#### Supplied data ####

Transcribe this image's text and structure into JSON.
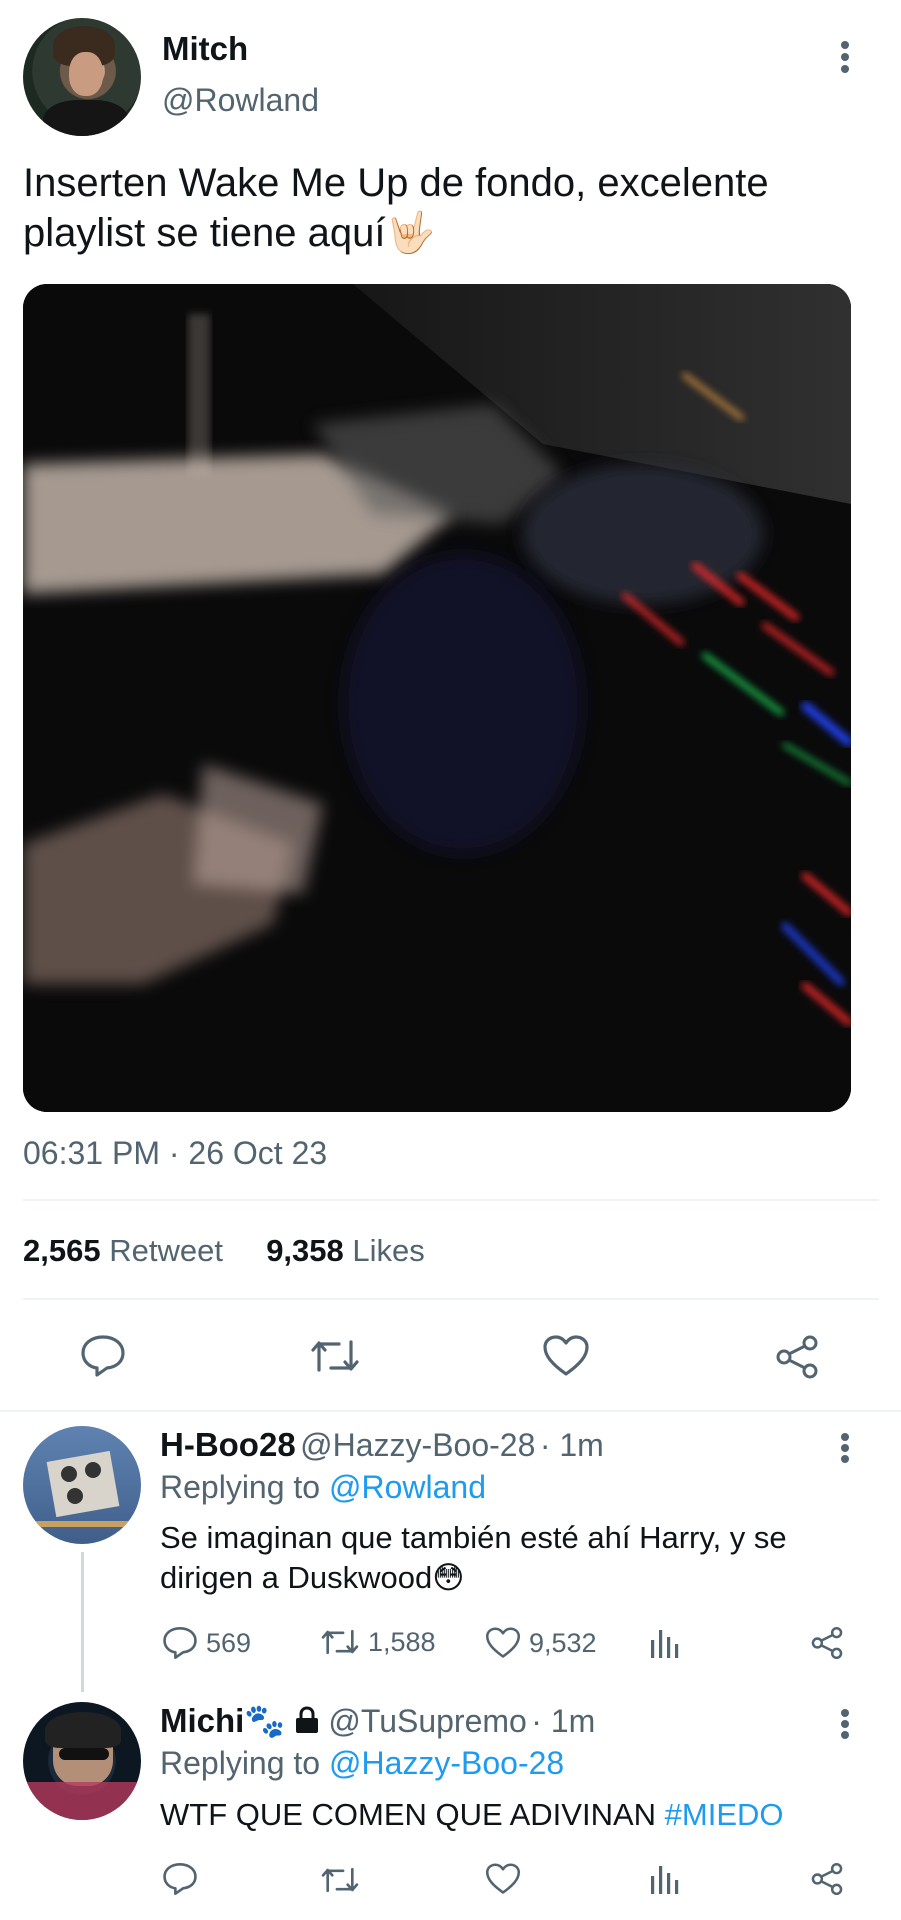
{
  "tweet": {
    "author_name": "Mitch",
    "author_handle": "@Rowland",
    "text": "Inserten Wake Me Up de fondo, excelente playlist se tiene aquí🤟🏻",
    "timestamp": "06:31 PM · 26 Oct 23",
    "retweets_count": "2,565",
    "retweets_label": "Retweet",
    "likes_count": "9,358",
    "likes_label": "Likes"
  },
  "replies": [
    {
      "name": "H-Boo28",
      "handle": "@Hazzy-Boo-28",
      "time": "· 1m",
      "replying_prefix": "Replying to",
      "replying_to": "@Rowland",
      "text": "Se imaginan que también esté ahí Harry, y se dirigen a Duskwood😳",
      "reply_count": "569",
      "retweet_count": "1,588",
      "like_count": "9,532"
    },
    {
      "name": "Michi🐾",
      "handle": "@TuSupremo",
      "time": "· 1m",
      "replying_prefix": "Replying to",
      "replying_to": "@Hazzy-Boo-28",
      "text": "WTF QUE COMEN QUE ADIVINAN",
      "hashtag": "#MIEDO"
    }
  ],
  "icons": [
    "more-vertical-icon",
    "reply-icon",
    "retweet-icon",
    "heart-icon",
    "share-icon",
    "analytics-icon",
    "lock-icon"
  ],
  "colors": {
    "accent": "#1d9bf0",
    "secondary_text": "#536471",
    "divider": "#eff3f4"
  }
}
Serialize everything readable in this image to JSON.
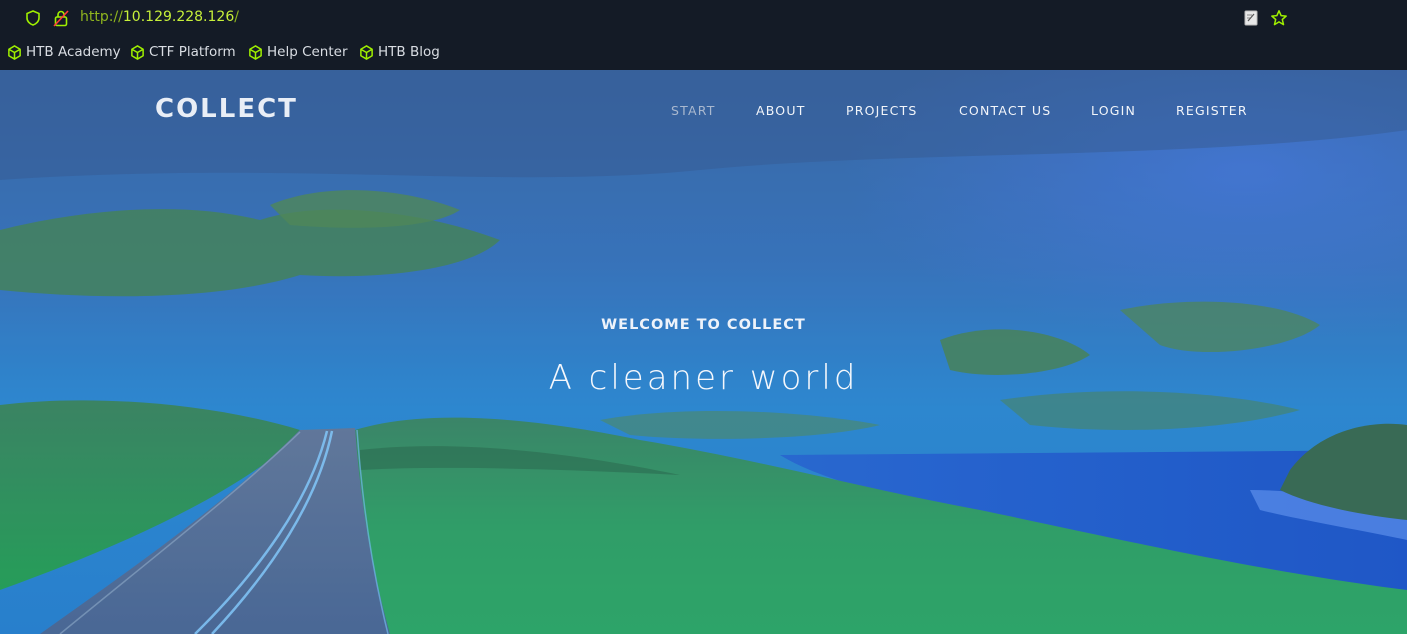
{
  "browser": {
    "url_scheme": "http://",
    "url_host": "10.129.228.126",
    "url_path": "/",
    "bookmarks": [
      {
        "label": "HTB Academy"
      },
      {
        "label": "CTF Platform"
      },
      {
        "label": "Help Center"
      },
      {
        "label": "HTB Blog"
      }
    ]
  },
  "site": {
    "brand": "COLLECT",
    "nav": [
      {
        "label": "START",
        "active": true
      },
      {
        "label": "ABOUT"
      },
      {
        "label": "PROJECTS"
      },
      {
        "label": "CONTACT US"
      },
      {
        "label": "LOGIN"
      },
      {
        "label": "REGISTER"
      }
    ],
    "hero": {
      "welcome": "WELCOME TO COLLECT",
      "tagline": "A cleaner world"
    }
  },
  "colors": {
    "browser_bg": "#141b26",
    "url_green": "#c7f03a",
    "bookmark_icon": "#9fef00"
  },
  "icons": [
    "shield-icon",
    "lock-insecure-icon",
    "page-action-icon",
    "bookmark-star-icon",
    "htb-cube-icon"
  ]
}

####

# Problem description:
Scan the listing above. Collect all lines with the word "image".

# Full solution:
Transcribe this image's text and structure into JSON.
Serialize everything readable in this image to JSON.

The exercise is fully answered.